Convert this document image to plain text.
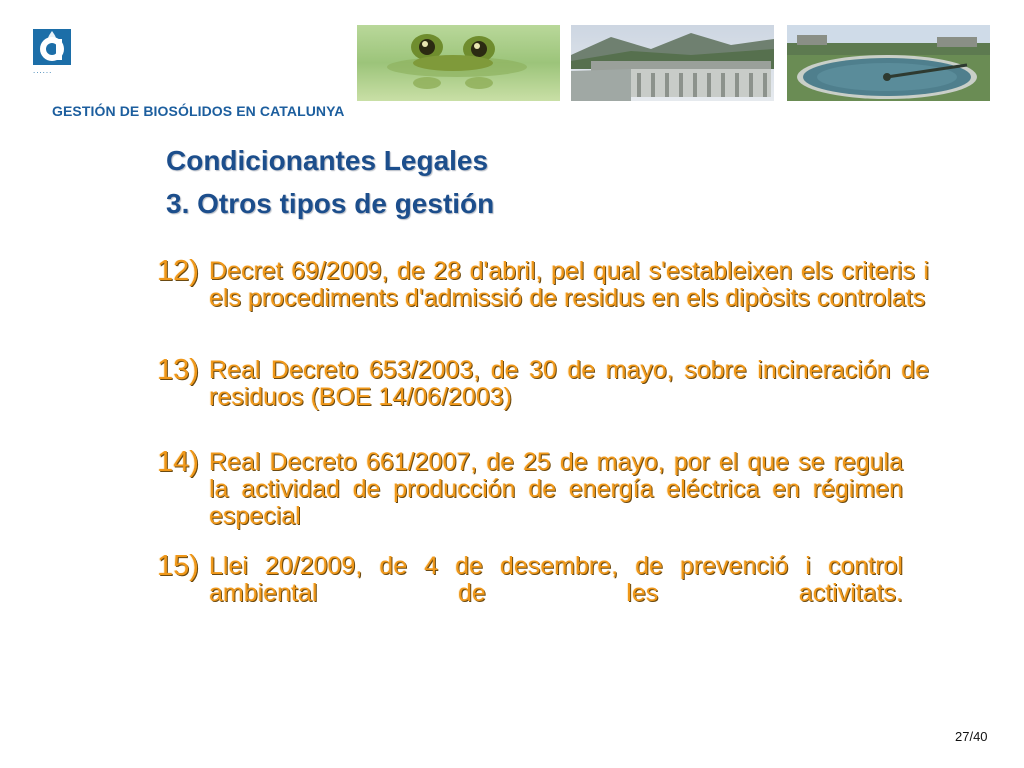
......
GESTIÓN DE BIOSÓLIDOS EN CATALUNYA
Condicionantes Legales
3. Otros tipos de gestión
12) Decret 69/2009, de 28 d'abril, pel qual s'estableixen els criteris i els procediments d'admissió de residus en els dipòsits controlats
13) Real Decreto 653/2003, de 30 de mayo, sobre incineración de residuos (BOE 14/06/2003)
14) Real Decreto 661/2007, de 25 de mayo, por el que se regula la actividad de producción de energía eléctrica en régimen especial
15) Llei 20/2009, de 4 de desembre, de prevenció i control ambiental de les activitats.
27/40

+++++

**Problem details**
Sift the material for lines with the string "mayo". Copy each one found.

**Full response**
13) Real Decreto 653/2003, de 30 de mayo, sobre incineración de residuos (BOE 14/06/2003)
14) Real Decreto 661/2007, de 25 de mayo, por el que se regula la actividad de producción de energía eléctrica en régimen especial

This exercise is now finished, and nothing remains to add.